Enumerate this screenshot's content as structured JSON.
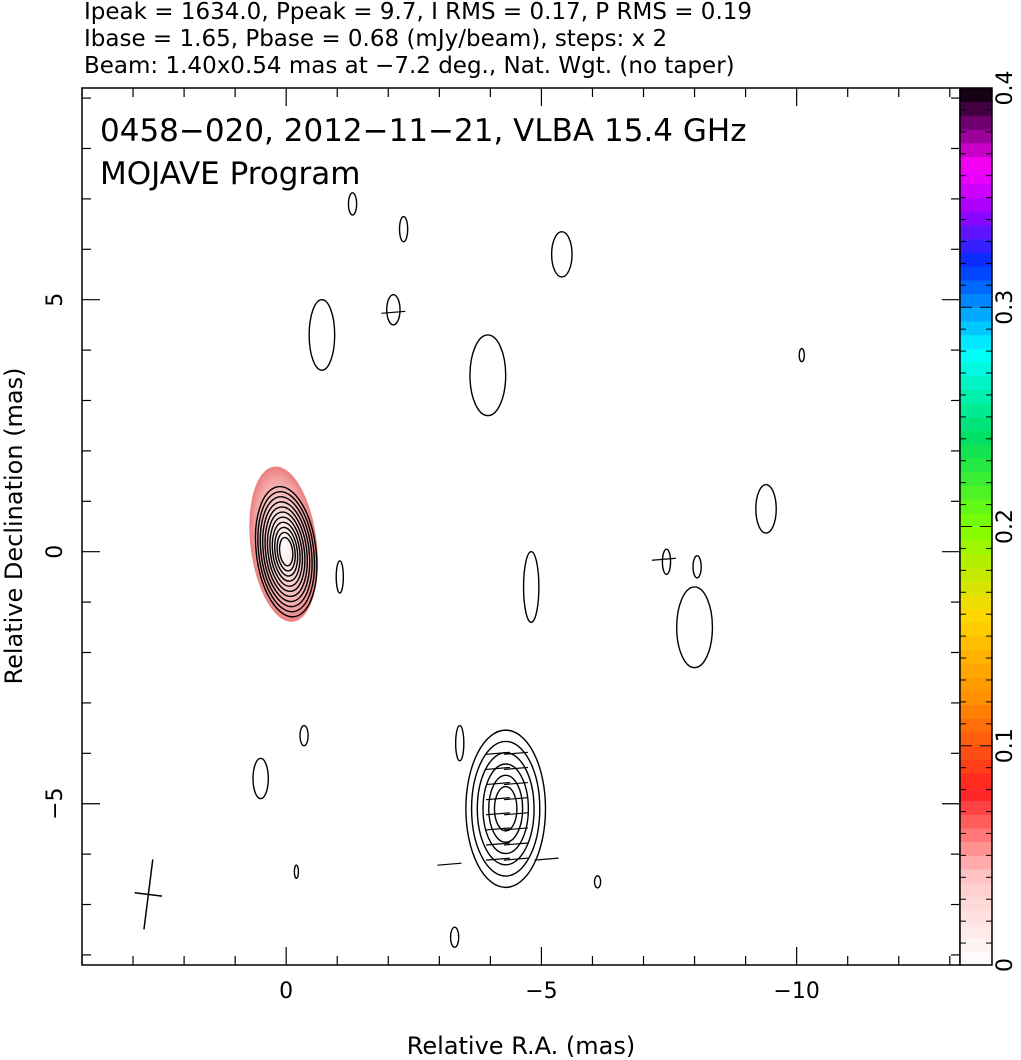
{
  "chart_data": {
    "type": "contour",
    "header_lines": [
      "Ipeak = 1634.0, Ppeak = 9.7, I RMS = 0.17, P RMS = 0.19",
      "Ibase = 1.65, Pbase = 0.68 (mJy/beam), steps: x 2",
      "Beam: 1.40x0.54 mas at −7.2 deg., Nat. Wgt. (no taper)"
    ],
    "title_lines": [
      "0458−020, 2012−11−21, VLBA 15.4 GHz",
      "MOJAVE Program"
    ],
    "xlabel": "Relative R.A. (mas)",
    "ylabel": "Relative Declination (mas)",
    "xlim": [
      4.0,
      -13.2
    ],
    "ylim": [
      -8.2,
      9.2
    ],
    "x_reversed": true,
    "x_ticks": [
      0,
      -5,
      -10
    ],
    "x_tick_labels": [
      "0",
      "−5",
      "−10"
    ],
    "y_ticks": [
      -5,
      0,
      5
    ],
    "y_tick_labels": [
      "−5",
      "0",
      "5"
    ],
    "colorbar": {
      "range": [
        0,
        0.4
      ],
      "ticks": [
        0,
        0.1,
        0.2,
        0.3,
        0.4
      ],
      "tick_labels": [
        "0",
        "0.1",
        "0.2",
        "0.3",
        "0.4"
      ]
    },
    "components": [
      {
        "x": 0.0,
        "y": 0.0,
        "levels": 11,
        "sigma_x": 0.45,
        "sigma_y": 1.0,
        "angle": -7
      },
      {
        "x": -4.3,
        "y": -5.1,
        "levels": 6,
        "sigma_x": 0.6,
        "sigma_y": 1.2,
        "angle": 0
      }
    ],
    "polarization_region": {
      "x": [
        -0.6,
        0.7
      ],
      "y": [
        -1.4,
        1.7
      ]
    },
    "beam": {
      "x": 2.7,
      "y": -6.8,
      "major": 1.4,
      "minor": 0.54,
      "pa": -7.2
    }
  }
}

○ ○ ○ ○ ○

» **Required work**:
Reproduce every entry word for word, but skip any pictures.

» **The reply**:
Enumerate this screenshot's content as structured JSON.
{
  "chart_data": {
    "type": "contour",
    "header_lines": [
      "Ipeak = 1634.0, Ppeak = 9.7, I RMS = 0.17, P RMS = 0.19",
      "Ibase = 1.65, Pbase = 0.68 (mJy/beam), steps: x 2",
      "Beam: 1.40x0.54 mas at −7.2 deg., Nat. Wgt. (no taper)"
    ],
    "title_lines": [
      "0458−020, 2012−11−21, VLBA 15.4 GHz",
      "MOJAVE Program"
    ],
    "xlabel": "Relative R.A. (mas)",
    "ylabel": "Relative Declination (mas)",
    "xlim": [
      4.0,
      -13.2
    ],
    "ylim": [
      -8.2,
      9.2
    ],
    "x_reversed": true,
    "x_ticks": [
      0,
      -5,
      -10
    ],
    "x_tick_labels": [
      "0",
      "−5",
      "−10"
    ],
    "y_ticks": [
      -5,
      0,
      5
    ],
    "y_tick_labels": [
      "−5",
      "0",
      "5"
    ],
    "colorbar": {
      "range": [
        0,
        0.4
      ],
      "ticks": [
        0,
        0.1,
        0.2,
        0.3,
        0.4
      ],
      "tick_labels": [
        "0",
        "0.1",
        "0.2",
        "0.3",
        "0.4"
      ]
    },
    "components": [
      {
        "x": 0.0,
        "y": 0.0,
        "levels": 11,
        "sigma_x": 0.45,
        "sigma_y": 1.0,
        "angle": -7
      },
      {
        "x": -4.3,
        "y": -5.1,
        "levels": 6,
        "sigma_x": 0.6,
        "sigma_y": 1.2,
        "angle": 0
      }
    ],
    "polarization_region": {
      "x": [
        -0.6,
        0.7
      ],
      "y": [
        -1.4,
        1.7
      ]
    },
    "beam": {
      "x": 2.7,
      "y": -6.8,
      "major": 1.4,
      "minor": 0.54,
      "pa": -7.2
    }
  }
}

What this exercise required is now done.